··· Rows

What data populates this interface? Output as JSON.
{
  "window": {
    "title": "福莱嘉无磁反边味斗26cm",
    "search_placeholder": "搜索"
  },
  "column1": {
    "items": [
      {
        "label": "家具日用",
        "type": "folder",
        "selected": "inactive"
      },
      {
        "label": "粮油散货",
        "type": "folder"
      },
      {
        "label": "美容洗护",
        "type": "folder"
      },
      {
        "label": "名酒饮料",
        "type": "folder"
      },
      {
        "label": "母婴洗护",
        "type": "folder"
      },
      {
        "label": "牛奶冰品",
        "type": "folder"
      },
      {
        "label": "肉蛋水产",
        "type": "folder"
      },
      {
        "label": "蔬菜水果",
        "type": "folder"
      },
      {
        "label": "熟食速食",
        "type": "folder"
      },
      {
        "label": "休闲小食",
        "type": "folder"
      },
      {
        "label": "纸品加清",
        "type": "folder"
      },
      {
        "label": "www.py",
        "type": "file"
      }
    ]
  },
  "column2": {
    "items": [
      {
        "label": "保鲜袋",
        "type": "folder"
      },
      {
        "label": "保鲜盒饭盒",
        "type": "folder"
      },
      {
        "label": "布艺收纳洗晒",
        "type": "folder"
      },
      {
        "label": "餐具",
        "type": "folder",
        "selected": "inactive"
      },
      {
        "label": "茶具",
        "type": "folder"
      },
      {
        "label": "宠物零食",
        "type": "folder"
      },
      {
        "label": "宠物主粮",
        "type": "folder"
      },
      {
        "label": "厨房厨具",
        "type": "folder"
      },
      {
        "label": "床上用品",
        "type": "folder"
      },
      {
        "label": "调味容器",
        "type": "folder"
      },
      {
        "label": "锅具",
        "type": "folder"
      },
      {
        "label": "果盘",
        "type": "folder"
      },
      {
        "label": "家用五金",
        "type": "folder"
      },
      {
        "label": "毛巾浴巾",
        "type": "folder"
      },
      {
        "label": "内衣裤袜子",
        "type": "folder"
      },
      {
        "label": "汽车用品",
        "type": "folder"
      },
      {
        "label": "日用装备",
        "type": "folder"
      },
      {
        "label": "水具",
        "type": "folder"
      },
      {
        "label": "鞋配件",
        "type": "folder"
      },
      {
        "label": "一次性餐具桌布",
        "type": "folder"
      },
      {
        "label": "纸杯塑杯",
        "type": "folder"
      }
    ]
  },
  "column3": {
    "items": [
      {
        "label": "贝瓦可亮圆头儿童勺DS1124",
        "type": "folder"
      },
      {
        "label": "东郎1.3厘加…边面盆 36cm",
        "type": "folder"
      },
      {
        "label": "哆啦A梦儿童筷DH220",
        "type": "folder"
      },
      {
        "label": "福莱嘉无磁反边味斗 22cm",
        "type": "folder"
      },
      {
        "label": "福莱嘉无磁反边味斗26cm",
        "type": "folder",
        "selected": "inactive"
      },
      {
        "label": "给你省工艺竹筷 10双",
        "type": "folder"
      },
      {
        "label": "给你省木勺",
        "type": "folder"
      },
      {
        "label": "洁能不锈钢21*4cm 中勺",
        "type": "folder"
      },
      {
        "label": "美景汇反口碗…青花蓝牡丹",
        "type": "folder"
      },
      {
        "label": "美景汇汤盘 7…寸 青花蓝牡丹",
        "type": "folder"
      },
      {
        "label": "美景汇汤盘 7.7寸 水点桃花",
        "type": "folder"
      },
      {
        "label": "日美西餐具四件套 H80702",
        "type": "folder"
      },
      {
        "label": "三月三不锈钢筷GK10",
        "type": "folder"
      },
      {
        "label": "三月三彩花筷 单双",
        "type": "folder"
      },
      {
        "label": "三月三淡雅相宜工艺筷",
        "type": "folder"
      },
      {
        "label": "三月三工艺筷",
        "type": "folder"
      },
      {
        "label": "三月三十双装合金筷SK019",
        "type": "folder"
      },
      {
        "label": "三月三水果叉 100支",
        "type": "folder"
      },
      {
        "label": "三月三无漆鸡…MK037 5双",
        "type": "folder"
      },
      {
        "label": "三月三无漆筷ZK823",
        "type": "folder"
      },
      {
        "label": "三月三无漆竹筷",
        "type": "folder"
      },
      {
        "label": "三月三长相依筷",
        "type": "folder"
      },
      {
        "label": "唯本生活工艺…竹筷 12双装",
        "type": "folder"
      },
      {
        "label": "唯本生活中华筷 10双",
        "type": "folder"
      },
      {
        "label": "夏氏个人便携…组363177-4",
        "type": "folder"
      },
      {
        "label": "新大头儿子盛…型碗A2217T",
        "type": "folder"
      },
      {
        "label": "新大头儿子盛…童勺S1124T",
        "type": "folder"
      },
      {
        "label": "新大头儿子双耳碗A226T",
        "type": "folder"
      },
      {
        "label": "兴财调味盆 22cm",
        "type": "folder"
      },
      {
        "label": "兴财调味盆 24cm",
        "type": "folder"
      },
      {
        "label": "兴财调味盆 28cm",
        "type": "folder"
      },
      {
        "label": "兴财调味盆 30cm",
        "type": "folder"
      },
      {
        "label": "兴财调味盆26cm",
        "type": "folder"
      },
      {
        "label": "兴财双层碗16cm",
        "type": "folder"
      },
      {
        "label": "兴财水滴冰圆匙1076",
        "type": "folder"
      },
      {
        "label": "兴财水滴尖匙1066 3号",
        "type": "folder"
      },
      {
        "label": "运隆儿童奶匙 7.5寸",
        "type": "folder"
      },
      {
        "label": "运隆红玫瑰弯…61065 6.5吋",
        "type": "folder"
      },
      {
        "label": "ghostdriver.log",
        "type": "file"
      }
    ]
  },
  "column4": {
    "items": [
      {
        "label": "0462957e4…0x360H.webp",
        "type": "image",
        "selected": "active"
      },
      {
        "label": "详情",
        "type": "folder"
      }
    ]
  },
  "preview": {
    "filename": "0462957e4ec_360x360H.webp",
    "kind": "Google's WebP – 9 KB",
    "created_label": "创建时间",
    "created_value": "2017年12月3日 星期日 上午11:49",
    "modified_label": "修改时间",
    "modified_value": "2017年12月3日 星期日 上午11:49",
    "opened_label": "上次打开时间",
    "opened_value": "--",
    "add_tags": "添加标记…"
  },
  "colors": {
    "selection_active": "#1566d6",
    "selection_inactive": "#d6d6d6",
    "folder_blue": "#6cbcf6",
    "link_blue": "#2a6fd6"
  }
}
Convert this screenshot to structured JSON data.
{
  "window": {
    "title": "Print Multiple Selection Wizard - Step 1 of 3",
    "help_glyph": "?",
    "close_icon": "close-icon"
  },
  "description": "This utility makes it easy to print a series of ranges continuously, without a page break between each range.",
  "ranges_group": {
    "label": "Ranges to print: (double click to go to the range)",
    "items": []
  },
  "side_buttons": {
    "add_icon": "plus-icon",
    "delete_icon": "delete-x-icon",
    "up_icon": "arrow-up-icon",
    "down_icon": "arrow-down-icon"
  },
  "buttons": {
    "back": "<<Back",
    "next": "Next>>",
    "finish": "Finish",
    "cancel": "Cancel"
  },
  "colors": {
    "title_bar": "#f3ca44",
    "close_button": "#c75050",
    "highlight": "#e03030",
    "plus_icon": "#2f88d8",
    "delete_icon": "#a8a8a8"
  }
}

······

Repeat each record exactly, leaving nothing out.

What data populates this interface? Output as JSON.
{
  "window": {
    "title": "福莱嘉无磁反边味斗26cm",
    "search_placeholder": "搜索"
  },
  "column1": {
    "items": [
      {
        "label": "家具日用",
        "type": "folder",
        "selected": "inactive"
      },
      {
        "label": "粮油散货",
        "type": "folder"
      },
      {
        "label": "美容洗护",
        "type": "folder"
      },
      {
        "label": "名酒饮料",
        "type": "folder"
      },
      {
        "label": "母婴洗护",
        "type": "folder"
      },
      {
        "label": "牛奶冰品",
        "type": "folder"
      },
      {
        "label": "肉蛋水产",
        "type": "folder"
      },
      {
        "label": "蔬菜水果",
        "type": "folder"
      },
      {
        "label": "熟食速食",
        "type": "folder"
      },
      {
        "label": "休闲小食",
        "type": "folder"
      },
      {
        "label": "纸品加清",
        "type": "folder"
      },
      {
        "label": "www.py",
        "type": "file"
      }
    ]
  },
  "column2": {
    "items": [
      {
        "label": "保鲜袋",
        "type": "folder"
      },
      {
        "label": "保鲜盒饭盒",
        "type": "folder"
      },
      {
        "label": "布艺收纳洗晒",
        "type": "folder"
      },
      {
        "label": "餐具",
        "type": "folder",
        "selected": "inactive"
      },
      {
        "label": "茶具",
        "type": "folder"
      },
      {
        "label": "宠物零食",
        "type": "folder"
      },
      {
        "label": "宠物主粮",
        "type": "folder"
      },
      {
        "label": "厨房厨具",
        "type": "folder"
      },
      {
        "label": "床上用品",
        "type": "folder"
      },
      {
        "label": "调味容器",
        "type": "folder"
      },
      {
        "label": "锅具",
        "type": "folder"
      },
      {
        "label": "果盘",
        "type": "folder"
      },
      {
        "label": "家用五金",
        "type": "folder"
      },
      {
        "label": "毛巾浴巾",
        "type": "folder"
      },
      {
        "label": "内衣裤袜子",
        "type": "folder"
      },
      {
        "label": "汽车用品",
        "type": "folder"
      },
      {
        "label": "日用装备",
        "type": "folder"
      },
      {
        "label": "水具",
        "type": "folder"
      },
      {
        "label": "鞋配件",
        "type": "folder"
      },
      {
        "label": "一次性餐具桌布",
        "type": "folder"
      },
      {
        "label": "纸杯塑杯",
        "type": "folder"
      }
    ]
  },
  "column3": {
    "items": [
      {
        "label": "贝瓦可亮圆头儿童勺DS1124",
        "type": "folder"
      },
      {
        "label": "东郎1.3厘加…边面盆 36cm",
        "type": "folder"
      },
      {
        "label": "哆啦A梦儿童筷DH220",
        "type": "folder"
      },
      {
        "label": "福莱嘉无磁反边味斗 22cm",
        "type": "folder"
      },
      {
        "label": "福莱嘉无磁反边味斗26cm",
        "type": "folder",
        "selected": "inactive"
      },
      {
        "label": "给你省工艺竹筷 10双",
        "type": "folder"
      },
      {
        "label": "给你省木勺",
        "type": "folder"
      },
      {
        "label": "洁能不锈钢21*4cm 中勺",
        "type": "folder"
      },
      {
        "label": "美景汇反口碗…青花蓝牡丹",
        "type": "folder"
      },
      {
        "label": "美景汇汤盘 7…寸 青花蓝牡丹",
        "type": "folder"
      },
      {
        "label": "美景汇汤盘 7.7寸 水点桃花",
        "type": "folder"
      },
      {
        "label": "日美西餐具四件套 H80702",
        "type": "folder"
      },
      {
        "label": "三月三不锈钢筷GK10",
        "type": "folder"
      },
      {
        "label": "三月三彩花筷 单双",
        "type": "folder"
      },
      {
        "label": "三月三淡雅相宜工艺筷",
        "type": "folder"
      },
      {
        "label": "三月三工艺筷",
        "type": "folder"
      },
      {
        "label": "三月三十双装合金筷SK019",
        "type": "folder"
      },
      {
        "label": "三月三水果叉 100支",
        "type": "folder"
      },
      {
        "label": "三月三无漆鸡…MK037 5双",
        "type": "folder"
      },
      {
        "label": "三月三无漆筷ZK823",
        "type": "folder"
      },
      {
        "label": "三月三无漆竹筷",
        "type": "folder"
      },
      {
        "label": "三月三长相依筷",
        "type": "folder"
      },
      {
        "label": "唯本生活工艺…竹筷 12双装",
        "type": "folder"
      },
      {
        "label": "唯本生活中华筷 10双",
        "type": "folder"
      },
      {
        "label": "夏氏个人便携…组363177-4",
        "type": "folder"
      },
      {
        "label": "新大头儿子盛…型碗A2217T",
        "type": "folder"
      },
      {
        "label": "新大头儿子盛…童勺S1124T",
        "type": "folder"
      },
      {
        "label": "新大头儿子双耳碗A226T",
        "type": "folder"
      },
      {
        "label": "兴财调味盆 22cm",
        "type": "folder"
      },
      {
        "label": "兴财调味盆 24cm",
        "type": "folder"
      },
      {
        "label": "兴财调味盆 28cm",
        "type": "folder"
      },
      {
        "label": "兴财调味盆 30cm",
        "type": "folder"
      },
      {
        "label": "兴财调味盆26cm",
        "type": "folder"
      },
      {
        "label": "兴财双层碗16cm",
        "type": "folder"
      },
      {
        "label": "兴财水滴冰圆匙1076",
        "type": "folder"
      },
      {
        "label": "兴财水滴尖匙1066 3号",
        "type": "folder"
      },
      {
        "label": "运隆儿童奶匙 7.5寸",
        "type": "folder"
      },
      {
        "label": "运隆红玫瑰弯…61065 6.5吋",
        "type": "folder"
      },
      {
        "label": "ghostdriver.log",
        "type": "file"
      }
    ]
  },
  "column4": {
    "items": [
      {
        "label": "0462957e4…0x360H.webp",
        "type": "image",
        "selected": "active"
      },
      {
        "label": "详情",
        "type": "folder"
      }
    ]
  },
  "preview": {
    "filename": "0462957e4ec_360x360H.webp",
    "kind": "Google's WebP – 9 KB",
    "created_label": "创建时间",
    "created_value": "2017年12月3日 星期日 上午11:49",
    "modified_label": "修改时间",
    "modified_value": "2017年12月3日 星期日 上午11:49",
    "opened_label": "上次打开时间",
    "opened_value": "--",
    "add_tags": "添加标记…"
  },
  "colors": {
    "selection_active": "#1566d6",
    "selection_inactive": "#d6d6d6",
    "folder_blue": "#6cbcf6",
    "link_blue": "#2a6fd6"
  }
}
Convert this screenshot to structured JSON data.
{
  "window": {
    "title": "Print Multiple Selection Wizard - Step 1 of 3",
    "help_glyph": "?",
    "close_icon": "close-icon"
  },
  "description": "This utility makes it easy to print a series of ranges continuously, without a page break between each range.",
  "ranges_group": {
    "label": "Ranges to print: (double click to go to the range)",
    "items": []
  },
  "side_buttons": {
    "add_icon": "plus-icon",
    "delete_icon": "delete-x-icon",
    "up_icon": "arrow-up-icon",
    "down_icon": "arrow-down-icon"
  },
  "buttons": {
    "back": "<<Back",
    "next": "Next>>",
    "finish": "Finish",
    "cancel": "Cancel"
  },
  "colors": {
    "title_bar": "#f3ca44",
    "close_button": "#c75050",
    "highlight": "#e03030",
    "plus_icon": "#2f88d8",
    "delete_icon": "#a8a8a8"
  }
}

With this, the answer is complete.